**To be done**: Wherever a line in the data below holds "waagerecht", copy that line.

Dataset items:

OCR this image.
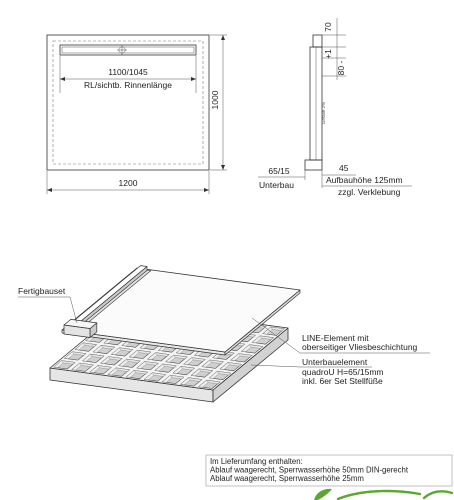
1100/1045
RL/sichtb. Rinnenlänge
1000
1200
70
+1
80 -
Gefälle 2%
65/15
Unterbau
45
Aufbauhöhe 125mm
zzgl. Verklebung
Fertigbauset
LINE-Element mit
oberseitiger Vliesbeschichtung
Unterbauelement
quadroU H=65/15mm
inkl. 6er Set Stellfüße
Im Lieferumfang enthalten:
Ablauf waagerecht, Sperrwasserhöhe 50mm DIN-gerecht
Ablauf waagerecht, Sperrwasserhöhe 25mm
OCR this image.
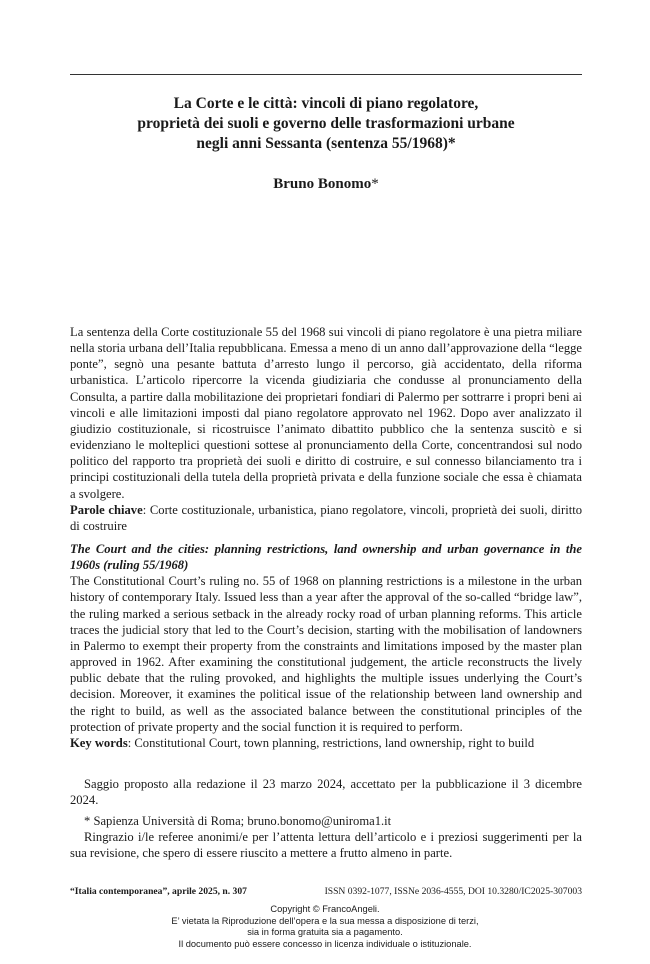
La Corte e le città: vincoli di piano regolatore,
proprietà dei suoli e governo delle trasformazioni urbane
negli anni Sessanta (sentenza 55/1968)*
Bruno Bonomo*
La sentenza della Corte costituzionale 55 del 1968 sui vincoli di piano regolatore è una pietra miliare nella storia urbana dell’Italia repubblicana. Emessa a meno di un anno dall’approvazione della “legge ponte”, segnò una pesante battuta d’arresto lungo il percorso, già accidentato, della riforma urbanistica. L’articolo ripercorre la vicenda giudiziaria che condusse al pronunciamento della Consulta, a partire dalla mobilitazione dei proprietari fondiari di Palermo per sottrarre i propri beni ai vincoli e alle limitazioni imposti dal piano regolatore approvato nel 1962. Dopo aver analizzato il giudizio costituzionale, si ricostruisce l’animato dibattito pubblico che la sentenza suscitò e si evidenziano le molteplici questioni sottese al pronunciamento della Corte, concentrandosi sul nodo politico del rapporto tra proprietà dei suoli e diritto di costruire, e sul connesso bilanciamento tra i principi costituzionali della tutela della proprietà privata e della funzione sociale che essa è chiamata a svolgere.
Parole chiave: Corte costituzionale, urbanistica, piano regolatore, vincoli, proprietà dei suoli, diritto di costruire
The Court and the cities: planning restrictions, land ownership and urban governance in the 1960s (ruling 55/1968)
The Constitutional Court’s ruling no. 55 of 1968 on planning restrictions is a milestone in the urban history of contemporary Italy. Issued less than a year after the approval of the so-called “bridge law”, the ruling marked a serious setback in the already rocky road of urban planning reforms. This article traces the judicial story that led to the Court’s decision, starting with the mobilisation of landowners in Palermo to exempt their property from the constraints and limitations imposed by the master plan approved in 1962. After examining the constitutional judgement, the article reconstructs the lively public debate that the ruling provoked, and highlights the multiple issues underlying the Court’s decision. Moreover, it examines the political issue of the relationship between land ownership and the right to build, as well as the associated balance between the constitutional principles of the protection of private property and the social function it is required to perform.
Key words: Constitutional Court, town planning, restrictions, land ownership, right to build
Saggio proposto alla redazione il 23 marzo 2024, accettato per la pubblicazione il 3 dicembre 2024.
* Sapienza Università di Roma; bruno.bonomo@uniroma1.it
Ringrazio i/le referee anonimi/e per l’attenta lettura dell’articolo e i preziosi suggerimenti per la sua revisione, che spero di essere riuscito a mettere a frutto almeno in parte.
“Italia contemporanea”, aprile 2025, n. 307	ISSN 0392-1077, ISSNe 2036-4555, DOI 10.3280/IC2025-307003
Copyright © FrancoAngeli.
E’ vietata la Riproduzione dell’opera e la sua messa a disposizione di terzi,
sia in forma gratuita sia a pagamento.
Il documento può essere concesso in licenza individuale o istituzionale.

---

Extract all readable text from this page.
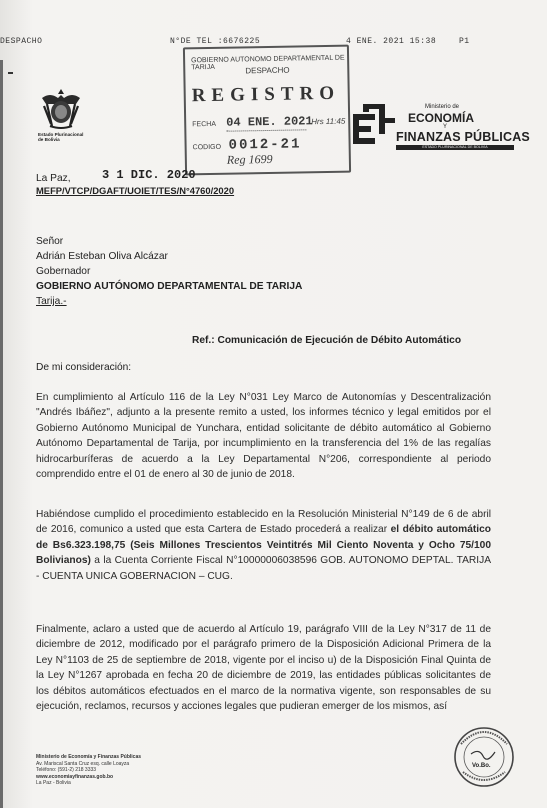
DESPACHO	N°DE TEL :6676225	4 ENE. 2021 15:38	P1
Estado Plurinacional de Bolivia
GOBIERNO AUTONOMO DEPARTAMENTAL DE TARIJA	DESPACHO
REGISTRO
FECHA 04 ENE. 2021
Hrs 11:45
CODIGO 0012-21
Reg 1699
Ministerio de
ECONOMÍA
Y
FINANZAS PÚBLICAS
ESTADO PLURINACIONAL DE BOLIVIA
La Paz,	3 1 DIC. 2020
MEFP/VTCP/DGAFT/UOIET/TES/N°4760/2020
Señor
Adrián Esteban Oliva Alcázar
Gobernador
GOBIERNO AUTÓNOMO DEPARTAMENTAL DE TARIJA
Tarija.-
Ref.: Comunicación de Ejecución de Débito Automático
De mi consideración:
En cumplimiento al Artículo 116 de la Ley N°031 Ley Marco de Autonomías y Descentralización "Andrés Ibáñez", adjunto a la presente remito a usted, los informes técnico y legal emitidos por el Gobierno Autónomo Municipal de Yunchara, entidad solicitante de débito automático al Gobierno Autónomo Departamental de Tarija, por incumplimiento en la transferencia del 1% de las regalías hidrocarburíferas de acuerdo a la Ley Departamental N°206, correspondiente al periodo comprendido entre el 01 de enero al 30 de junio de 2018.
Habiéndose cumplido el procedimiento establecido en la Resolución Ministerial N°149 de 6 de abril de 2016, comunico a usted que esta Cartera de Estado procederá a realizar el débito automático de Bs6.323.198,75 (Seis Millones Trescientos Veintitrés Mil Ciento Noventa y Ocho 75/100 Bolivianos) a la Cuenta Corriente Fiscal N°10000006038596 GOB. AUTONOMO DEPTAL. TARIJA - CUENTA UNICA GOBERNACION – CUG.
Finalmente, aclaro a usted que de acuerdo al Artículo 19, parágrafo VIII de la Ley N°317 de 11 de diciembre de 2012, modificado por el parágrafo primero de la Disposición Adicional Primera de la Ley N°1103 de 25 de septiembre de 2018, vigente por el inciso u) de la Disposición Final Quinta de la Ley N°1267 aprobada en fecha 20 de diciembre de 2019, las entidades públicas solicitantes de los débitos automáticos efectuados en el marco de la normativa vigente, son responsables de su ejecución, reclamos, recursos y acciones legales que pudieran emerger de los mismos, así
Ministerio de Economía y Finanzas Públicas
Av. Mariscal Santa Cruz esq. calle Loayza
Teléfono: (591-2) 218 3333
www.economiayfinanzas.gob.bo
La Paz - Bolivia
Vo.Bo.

==

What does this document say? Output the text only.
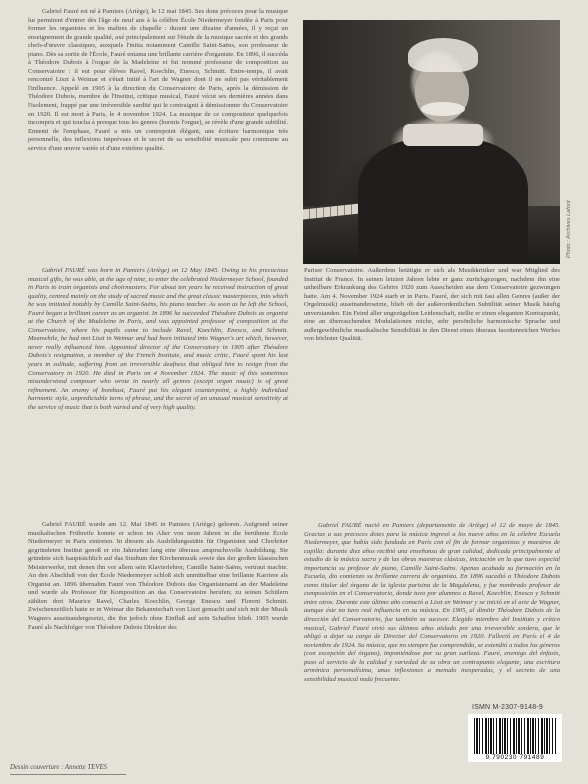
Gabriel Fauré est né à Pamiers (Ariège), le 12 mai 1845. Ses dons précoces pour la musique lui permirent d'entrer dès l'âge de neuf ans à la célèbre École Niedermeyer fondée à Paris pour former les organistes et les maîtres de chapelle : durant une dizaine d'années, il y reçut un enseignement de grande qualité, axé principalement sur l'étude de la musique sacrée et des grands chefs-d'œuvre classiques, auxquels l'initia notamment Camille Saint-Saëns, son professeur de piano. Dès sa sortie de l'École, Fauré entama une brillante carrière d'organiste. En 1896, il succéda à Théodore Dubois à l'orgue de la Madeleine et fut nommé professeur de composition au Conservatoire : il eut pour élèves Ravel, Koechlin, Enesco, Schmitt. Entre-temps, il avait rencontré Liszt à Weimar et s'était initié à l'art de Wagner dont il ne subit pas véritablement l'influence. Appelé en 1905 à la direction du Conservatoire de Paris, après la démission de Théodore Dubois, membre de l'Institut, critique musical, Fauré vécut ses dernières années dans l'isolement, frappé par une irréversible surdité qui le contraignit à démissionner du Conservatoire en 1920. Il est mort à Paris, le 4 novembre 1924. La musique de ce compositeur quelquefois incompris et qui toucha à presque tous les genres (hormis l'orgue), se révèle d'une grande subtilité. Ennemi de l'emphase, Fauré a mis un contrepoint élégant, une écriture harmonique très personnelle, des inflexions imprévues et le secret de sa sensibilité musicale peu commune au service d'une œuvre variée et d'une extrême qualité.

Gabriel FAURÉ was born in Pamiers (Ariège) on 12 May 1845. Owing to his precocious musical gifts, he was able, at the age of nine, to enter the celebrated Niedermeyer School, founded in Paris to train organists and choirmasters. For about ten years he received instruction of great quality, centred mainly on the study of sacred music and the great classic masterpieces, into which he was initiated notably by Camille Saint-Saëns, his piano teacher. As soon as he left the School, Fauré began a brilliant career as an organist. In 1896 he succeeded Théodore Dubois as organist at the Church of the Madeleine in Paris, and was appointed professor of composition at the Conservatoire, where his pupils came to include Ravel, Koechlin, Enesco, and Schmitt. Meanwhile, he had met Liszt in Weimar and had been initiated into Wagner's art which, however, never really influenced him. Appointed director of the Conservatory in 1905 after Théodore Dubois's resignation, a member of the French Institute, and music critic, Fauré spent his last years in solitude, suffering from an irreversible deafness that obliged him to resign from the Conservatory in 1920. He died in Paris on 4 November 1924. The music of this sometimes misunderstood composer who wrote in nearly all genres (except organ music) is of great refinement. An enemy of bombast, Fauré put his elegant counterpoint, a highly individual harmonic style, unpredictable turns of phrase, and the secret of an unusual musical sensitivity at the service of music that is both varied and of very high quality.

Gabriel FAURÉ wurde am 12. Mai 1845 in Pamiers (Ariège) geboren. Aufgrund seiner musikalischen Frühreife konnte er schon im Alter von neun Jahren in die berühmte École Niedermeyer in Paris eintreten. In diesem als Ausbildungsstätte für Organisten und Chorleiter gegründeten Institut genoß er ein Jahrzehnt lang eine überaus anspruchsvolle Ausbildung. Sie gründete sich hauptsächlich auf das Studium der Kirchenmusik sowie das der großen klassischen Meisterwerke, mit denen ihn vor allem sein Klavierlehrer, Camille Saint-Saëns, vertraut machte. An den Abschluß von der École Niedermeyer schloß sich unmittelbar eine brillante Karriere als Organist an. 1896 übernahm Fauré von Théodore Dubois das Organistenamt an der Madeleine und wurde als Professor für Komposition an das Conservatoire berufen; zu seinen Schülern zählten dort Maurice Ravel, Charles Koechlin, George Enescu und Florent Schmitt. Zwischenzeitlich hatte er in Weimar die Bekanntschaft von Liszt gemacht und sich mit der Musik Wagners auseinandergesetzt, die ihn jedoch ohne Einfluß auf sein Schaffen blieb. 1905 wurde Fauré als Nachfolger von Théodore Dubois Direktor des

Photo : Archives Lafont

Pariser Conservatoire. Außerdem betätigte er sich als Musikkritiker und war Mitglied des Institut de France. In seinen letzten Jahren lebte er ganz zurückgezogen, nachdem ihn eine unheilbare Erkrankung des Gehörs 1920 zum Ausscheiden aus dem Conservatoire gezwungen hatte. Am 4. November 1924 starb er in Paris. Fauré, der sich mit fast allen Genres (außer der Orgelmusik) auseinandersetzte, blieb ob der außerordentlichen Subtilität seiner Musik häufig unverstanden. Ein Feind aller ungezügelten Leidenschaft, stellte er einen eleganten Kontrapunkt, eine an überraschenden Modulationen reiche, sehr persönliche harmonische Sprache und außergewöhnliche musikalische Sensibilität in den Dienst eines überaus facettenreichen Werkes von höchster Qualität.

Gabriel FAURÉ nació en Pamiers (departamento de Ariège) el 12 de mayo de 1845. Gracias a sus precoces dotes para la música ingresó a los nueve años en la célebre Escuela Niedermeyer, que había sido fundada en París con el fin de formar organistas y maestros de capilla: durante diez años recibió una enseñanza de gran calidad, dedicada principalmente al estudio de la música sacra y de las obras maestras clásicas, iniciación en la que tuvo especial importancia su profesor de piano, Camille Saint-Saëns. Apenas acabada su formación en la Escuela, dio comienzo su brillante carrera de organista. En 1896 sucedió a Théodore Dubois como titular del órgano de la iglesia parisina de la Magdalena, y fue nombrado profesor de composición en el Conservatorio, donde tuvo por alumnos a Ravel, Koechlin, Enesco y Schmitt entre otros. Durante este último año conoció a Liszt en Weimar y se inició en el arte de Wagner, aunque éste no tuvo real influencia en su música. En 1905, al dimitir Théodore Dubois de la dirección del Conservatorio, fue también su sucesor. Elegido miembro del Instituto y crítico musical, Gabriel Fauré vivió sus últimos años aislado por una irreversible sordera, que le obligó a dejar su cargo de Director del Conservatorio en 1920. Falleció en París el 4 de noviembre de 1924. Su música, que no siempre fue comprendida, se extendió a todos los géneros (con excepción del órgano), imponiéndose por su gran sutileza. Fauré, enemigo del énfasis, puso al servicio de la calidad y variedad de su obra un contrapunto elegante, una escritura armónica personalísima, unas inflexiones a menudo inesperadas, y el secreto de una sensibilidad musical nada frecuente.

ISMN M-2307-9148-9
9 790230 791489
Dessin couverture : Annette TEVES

**The answer**:
Ablauf waagerecht, Sperrwasserhöhe 50mm DIN-gerecht
Ablauf waagerecht, Sperrwasserhöhe 25mm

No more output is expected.